◆ What the exercise asks ◆
Extract all data as written.

◆ Material supplied ◆
>> BEGIN
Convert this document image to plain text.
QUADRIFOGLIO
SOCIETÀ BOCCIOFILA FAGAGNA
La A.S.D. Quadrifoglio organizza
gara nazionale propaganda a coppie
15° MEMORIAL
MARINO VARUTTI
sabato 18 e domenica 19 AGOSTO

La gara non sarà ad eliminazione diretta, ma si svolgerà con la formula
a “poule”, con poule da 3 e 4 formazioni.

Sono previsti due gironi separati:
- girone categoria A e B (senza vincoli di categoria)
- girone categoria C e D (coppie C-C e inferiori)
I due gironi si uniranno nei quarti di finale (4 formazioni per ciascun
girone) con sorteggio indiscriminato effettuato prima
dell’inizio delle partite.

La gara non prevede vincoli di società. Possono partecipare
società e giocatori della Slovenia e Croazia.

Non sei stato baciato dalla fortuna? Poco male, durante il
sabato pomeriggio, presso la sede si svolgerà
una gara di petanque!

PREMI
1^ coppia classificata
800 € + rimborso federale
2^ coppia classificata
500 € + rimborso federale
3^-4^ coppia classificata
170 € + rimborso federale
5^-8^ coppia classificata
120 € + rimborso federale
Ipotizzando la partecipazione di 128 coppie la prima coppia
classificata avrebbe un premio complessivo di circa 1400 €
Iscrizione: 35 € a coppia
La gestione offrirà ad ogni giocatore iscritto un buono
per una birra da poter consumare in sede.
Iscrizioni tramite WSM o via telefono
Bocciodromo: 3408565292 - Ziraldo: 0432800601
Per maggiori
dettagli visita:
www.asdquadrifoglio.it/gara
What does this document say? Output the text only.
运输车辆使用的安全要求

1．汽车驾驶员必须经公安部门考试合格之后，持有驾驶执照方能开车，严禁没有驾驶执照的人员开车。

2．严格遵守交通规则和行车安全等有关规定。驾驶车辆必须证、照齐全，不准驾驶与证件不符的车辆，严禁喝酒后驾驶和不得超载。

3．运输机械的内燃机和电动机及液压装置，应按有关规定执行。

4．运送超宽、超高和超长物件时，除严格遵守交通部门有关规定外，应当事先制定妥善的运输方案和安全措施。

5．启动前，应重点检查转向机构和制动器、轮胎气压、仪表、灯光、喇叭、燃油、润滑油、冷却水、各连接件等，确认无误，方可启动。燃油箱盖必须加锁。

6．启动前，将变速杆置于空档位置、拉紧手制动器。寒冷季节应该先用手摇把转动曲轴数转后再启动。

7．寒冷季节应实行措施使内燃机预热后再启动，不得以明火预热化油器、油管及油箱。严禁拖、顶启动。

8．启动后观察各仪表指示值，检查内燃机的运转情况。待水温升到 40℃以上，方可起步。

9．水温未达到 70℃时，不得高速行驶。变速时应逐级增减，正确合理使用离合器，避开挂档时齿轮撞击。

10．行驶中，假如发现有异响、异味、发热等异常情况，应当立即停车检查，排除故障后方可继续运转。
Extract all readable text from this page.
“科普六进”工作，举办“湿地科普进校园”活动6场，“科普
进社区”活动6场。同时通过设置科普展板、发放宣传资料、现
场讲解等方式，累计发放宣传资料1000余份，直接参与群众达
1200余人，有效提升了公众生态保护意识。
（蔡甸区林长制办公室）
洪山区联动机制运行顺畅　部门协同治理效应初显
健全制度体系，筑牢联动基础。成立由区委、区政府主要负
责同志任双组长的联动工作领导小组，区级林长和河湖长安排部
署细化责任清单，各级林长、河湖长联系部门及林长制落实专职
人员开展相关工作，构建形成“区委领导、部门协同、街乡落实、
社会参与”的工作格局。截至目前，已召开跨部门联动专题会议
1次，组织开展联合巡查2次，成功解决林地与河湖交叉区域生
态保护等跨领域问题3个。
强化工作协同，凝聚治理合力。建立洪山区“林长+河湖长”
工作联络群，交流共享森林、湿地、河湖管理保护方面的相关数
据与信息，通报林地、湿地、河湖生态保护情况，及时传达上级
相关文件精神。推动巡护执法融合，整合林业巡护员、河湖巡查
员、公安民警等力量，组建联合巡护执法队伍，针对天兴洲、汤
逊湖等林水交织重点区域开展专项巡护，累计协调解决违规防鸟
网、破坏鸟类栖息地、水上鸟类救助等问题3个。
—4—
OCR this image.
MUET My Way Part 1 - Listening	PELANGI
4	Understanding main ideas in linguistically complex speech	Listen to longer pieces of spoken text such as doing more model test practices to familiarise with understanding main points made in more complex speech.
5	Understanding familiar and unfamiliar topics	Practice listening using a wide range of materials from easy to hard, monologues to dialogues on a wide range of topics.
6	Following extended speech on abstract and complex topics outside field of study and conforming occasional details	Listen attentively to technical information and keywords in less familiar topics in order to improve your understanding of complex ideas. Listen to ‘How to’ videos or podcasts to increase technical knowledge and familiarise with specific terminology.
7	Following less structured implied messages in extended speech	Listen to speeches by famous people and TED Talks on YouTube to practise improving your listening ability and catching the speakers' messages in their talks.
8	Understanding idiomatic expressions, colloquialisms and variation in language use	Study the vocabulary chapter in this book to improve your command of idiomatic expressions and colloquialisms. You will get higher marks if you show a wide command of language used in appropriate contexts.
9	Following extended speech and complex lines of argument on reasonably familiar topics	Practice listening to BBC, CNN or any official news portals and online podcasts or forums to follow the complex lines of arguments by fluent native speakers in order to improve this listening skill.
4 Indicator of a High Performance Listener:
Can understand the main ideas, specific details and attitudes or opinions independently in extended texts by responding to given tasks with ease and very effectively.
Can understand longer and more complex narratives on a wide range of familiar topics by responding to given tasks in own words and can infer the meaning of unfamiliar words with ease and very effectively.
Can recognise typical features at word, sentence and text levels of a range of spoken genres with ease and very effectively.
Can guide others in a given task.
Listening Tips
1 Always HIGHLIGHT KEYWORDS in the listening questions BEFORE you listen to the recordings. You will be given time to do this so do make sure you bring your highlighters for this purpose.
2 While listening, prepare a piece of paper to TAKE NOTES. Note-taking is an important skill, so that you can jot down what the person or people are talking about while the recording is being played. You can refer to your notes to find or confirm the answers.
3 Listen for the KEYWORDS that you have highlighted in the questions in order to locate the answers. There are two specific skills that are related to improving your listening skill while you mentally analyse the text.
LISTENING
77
>> END
◆ The output ◆
Convert this document image to plain text.
QUADRIFOGLIO
SOCIETÀ BOCCIOFILA FAGAGNA
La A.S.D. Quadrifoglio organizza
gara nazionale propaganda a coppie
15° MEMORIAL
MARINO VARUTTI
sabato 18 e domenica 19 AGOSTO

La gara non sarà ad eliminazione diretta, ma si svolgerà con la formula
a “poule”, con poule da 3 e 4 formazioni.

Sono previsti due gironi separati:
- girone categoria A e B (senza vincoli di categoria)
- girone categoria C e D (coppie C-C e inferiori)
I due gironi si uniranno nei quarti di finale (4 formazioni per ciascun
girone) con sorteggio indiscriminato effettuato prima
dell’inizio delle partite.

La gara non prevede vincoli di società. Possono partecipare
società e giocatori della Slovenia e Croazia.

Non sei stato baciato dalla fortuna? Poco male, durante il
sabato pomeriggio, presso la sede si svolgerà
una gara di petanque!

PREMI
1^ coppia classificata
800 € + rimborso federale
2^ coppia classificata
500 € + rimborso federale
3^-4^ coppia classificata
170 € + rimborso federale
5^-8^ coppia classificata
120 € + rimborso federale
Ipotizzando la partecipazione di 128 coppie la prima coppia
classificata avrebbe un premio complessivo di circa 1400 €
Iscrizione: 35 € a coppia
La gestione offrirà ad ogni giocatore iscritto un buono
per una birra da poter consumare in sede.
Iscrizioni tramite WSM o via telefono
Bocciodromo: 3408565292 - Ziraldo: 0432800601
Per maggiori
dettagli visita:
www.asdquadrifoglio.it/gara
What does this document say? Output the text only.
运输车辆使用的安全要求

1．汽车驾驶员必须经公安部门考试合格之后，持有驾驶执照方能开车，严禁没有驾驶执照的人员开车。

2．严格遵守交通规则和行车安全等有关规定。驾驶车辆必须证、照齐全，不准驾驶与证件不符的车辆，严禁喝酒后驾驶和不得超载。

3．运输机械的内燃机和电动机及液压装置，应按有关规定执行。

4．运送超宽、超高和超长物件时，除严格遵守交通部门有关规定外，应当事先制定妥善的运输方案和安全措施。

5．启动前，应重点检查转向机构和制动器、轮胎气压、仪表、灯光、喇叭、燃油、润滑油、冷却水、各连接件等，确认无误，方可启动。燃油箱盖必须加锁。

6．启动前，将变速杆置于空档位置、拉紧手制动器。寒冷季节应该先用手摇把转动曲轴数转后再启动。

7．寒冷季节应实行措施使内燃机预热后再启动，不得以明火预热化油器、油管及油箱。严禁拖、顶启动。

8．启动后观察各仪表指示值，检查内燃机的运转情况。待水温升到 40℃以上，方可起步。

9．水温未达到 70℃时，不得高速行驶。变速时应逐级增减，正确合理使用离合器，避开挂档时齿轮撞击。

10．行驶中，假如发现有异响、异味、发热等异常情况，应当立即停车检查，排除故障后方可继续运转。
Extract all readable text from this page.
“科普六进”工作，举办“湿地科普进校园”活动6场，“科普
进社区”活动6场。同时通过设置科普展板、发放宣传资料、现
场讲解等方式，累计发放宣传资料1000余份，直接参与群众达
1200余人，有效提升了公众生态保护意识。
（蔡甸区林长制办公室）
洪山区联动机制运行顺畅　部门协同治理效应初显
健全制度体系，筑牢联动基础。成立由区委、区政府主要负
责同志任双组长的联动工作领导小组，区级林长和河湖长安排部
署细化责任清单，各级林长、河湖长联系部门及林长制落实专职
人员开展相关工作，构建形成“区委领导、部门协同、街乡落实、
社会参与”的工作格局。截至目前，已召开跨部门联动专题会议
1次，组织开展联合巡查2次，成功解决林地与河湖交叉区域生
态保护等跨领域问题3个。
强化工作协同，凝聚治理合力。建立洪山区“林长+河湖长”
工作联络群，交流共享森林、湿地、河湖管理保护方面的相关数
据与信息，通报林地、湿地、河湖生态保护情况，及时传达上级
相关文件精神。推动巡护执法融合，整合林业巡护员、河湖巡查
员、公安民警等力量，组建联合巡护执法队伍，针对天兴洲、汤
逊湖等林水交织重点区域开展专项巡护，累计协调解决违规防鸟
网、破坏鸟类栖息地、水上鸟类救助等问题3个。
—4—
OCR this image.
MUET My Way Part 1 - Listening	PELANGI
4	Understanding main ideas in linguistically complex speech	Listen to longer pieces of spoken text such as doing more model test practices to familiarise with understanding main points made in more complex speech.
5	Understanding familiar and unfamiliar topics	Practice listening using a wide range of materials from easy to hard, monologues to dialogues on a wide range of topics.
6	Following extended speech on abstract and complex topics outside field of study and conforming occasional details	Listen attentively to technical information and keywords in less familiar topics in order to improve your understanding of complex ideas. Listen to ‘How to’ videos or podcasts to increase technical knowledge and familiarise with specific terminology.
7	Following less structured implied messages in extended speech	Listen to speeches by famous people and TED Talks on YouTube to practise improving your listening ability and catching the speakers' messages in their talks.
8	Understanding idiomatic expressions, colloquialisms and variation in language use	Study the vocabulary chapter in this book to improve your command of idiomatic expressions and colloquialisms. You will get higher marks if you show a wide command of language used in appropriate contexts.
9	Following extended speech and complex lines of argument on reasonably familiar topics	Practice listening to BBC, CNN or any official news portals and online podcasts or forums to follow the complex lines of arguments by fluent native speakers in order to improve this listening skill.
4 Indicator of a High Performance Listener:
Can understand the main ideas, specific details and attitudes or opinions independently in extended texts by responding to given tasks with ease and very effectively.
Can understand longer and more complex narratives on a wide range of familiar topics by responding to given tasks in own words and can infer the meaning of unfamiliar words with ease and very effectively.
Can recognise typical features at word, sentence and text levels of a range of spoken genres with ease and very effectively.
Can guide others in a given task.
Listening Tips
1 Always HIGHLIGHT KEYWORDS in the listening questions BEFORE you listen to the recordings. You will be given time to do this so do make sure you bring your highlighters for this purpose.
2 While listening, prepare a piece of paper to TAKE NOTES. Note-taking is an important skill, so that you can jot down what the person or people are talking about while the recording is being played. You can refer to your notes to find or confirm the answers.
3 Listen for the KEYWORDS that you have highlighted in the questions in order to locate the answers. There are two specific skills that are related to improving your listening skill while you mentally analyse the text.
LISTENING
77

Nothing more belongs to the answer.